[Stored entries]
——

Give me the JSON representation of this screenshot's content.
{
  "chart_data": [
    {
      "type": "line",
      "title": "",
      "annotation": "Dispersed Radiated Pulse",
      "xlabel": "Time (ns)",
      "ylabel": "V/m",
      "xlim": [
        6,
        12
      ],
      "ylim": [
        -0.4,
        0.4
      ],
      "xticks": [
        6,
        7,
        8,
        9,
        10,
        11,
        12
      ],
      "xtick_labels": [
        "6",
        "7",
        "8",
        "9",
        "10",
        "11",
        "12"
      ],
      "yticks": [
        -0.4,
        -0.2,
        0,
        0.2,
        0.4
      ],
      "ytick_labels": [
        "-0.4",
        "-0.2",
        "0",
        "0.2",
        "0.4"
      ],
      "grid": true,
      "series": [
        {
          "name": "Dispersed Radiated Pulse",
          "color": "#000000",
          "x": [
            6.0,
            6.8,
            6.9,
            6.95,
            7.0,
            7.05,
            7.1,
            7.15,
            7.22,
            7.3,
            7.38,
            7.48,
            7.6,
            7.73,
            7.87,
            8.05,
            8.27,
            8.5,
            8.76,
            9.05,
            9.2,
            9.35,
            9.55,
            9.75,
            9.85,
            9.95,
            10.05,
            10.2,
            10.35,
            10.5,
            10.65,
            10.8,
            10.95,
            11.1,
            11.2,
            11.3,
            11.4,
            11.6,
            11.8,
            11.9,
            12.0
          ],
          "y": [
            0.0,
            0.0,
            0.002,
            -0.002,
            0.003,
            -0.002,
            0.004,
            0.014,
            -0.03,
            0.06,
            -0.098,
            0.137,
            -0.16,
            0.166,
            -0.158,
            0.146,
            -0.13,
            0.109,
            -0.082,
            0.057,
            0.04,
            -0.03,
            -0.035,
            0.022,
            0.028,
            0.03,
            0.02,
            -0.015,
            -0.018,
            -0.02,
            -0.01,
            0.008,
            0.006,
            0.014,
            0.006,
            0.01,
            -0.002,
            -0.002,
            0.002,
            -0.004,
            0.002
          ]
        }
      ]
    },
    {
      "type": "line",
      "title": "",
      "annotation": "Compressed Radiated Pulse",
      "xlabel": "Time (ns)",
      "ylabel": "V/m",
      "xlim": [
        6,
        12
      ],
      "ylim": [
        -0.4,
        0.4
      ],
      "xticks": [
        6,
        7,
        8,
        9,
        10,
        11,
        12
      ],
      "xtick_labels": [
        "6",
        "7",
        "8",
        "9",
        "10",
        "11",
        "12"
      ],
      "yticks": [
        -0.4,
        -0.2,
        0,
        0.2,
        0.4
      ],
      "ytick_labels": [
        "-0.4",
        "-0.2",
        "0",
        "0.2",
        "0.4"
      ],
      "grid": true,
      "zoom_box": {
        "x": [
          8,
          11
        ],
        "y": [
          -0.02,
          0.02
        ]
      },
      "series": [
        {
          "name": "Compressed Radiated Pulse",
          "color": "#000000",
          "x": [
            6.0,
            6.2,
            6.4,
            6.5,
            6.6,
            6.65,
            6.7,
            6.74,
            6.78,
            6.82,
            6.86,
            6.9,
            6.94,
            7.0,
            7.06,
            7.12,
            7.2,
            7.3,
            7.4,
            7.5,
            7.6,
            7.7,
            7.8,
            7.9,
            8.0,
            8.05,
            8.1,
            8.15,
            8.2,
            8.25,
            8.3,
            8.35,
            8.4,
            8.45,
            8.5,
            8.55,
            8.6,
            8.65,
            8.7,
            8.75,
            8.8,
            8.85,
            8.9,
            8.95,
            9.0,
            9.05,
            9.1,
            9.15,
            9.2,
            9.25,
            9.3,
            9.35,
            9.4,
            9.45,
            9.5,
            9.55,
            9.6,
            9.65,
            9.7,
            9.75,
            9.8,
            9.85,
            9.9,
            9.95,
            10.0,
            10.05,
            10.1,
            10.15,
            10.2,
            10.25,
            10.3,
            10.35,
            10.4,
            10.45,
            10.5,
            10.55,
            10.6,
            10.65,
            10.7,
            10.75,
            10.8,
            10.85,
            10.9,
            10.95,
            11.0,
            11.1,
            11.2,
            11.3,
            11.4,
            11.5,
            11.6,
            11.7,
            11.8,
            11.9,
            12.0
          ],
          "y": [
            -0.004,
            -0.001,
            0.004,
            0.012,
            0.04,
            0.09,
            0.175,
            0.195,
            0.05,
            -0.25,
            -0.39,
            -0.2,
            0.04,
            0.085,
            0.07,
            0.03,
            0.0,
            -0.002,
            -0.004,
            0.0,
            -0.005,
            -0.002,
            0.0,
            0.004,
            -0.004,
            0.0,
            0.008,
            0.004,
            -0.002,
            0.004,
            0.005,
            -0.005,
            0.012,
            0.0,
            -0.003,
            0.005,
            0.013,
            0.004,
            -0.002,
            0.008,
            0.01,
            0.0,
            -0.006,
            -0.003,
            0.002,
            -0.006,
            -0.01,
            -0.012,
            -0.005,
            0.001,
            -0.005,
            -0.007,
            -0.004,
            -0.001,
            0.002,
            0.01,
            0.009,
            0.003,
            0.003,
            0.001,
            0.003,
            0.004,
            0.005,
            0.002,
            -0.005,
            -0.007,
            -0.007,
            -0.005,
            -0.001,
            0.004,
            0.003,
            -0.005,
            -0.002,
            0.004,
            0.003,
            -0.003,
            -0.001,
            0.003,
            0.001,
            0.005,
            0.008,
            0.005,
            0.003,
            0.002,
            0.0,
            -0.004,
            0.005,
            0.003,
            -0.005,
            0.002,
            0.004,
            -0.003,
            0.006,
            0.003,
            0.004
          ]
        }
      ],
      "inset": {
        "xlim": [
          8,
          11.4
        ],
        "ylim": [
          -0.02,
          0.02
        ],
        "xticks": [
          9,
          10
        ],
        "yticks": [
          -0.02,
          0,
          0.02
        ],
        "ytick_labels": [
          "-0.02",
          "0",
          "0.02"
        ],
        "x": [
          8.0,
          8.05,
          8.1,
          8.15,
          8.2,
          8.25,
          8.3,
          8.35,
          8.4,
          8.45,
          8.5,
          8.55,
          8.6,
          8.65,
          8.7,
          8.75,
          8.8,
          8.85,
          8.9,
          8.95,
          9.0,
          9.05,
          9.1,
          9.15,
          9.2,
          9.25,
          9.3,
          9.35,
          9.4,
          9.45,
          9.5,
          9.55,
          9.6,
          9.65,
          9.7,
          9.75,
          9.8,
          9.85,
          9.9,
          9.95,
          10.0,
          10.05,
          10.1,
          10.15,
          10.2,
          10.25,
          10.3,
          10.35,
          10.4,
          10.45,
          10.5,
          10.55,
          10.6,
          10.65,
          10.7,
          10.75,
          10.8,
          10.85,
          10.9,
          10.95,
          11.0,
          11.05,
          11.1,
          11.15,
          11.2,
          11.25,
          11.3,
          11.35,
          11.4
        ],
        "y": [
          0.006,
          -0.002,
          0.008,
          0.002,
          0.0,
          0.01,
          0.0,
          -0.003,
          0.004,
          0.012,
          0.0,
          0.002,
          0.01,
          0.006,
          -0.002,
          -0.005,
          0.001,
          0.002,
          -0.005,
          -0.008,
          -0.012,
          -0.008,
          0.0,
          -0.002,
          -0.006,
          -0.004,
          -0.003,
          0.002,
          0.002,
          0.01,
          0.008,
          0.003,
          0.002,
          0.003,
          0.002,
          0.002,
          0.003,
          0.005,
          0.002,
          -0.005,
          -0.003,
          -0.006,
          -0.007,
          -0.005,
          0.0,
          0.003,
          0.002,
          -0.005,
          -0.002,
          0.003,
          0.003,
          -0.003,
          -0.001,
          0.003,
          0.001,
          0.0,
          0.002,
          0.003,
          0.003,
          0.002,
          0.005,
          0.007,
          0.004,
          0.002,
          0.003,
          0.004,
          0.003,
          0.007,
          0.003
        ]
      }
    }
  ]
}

——

Identify all lines in the records above with the word "Radiated".

• OUTPUT
      "annotation": "Dispersed Radiated Pulse",
          "name": "Dispersed Radiated Pulse",
      "annotation": "Compressed Radiated Pulse",
          "name": "Compressed Radiated Pulse",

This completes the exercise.